[Saved entries]
******

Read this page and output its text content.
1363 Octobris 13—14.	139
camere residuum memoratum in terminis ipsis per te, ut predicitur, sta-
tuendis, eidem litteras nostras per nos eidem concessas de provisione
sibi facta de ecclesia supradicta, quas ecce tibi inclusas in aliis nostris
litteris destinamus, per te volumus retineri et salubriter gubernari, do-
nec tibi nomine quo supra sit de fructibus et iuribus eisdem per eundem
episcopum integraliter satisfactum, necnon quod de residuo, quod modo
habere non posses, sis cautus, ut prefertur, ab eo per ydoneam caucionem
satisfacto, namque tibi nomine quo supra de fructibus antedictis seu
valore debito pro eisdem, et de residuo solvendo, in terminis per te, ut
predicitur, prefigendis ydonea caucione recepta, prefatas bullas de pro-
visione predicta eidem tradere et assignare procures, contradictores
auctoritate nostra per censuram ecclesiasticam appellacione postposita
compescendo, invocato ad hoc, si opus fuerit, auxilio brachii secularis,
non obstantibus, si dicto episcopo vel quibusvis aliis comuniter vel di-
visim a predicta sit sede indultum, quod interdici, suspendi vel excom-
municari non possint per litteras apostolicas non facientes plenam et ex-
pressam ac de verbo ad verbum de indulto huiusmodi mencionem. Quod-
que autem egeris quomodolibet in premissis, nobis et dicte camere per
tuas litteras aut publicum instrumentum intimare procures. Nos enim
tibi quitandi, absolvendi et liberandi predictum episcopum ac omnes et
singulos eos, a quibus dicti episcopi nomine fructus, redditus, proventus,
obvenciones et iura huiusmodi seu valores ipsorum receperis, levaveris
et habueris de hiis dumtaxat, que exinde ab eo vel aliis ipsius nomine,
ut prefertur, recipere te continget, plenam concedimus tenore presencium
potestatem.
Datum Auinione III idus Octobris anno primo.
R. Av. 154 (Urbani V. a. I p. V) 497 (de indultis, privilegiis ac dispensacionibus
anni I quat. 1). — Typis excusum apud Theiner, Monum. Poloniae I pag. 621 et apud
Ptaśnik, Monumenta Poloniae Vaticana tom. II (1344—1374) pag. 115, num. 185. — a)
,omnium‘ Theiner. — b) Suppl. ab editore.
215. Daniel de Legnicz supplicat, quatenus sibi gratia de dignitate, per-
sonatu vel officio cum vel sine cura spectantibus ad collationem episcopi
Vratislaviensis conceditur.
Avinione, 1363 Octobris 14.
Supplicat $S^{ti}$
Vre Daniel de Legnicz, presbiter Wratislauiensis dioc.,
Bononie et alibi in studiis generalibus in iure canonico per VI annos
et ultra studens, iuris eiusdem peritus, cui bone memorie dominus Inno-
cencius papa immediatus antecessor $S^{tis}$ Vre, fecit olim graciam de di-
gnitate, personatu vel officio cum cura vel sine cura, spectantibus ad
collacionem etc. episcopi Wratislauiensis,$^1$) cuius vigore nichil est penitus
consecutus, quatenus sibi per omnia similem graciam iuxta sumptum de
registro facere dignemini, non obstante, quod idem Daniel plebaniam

******

Written instruction.
Go over the records above line by line and count those holding the word "eidem". Reply only with the number.

Reply to the exercise.
2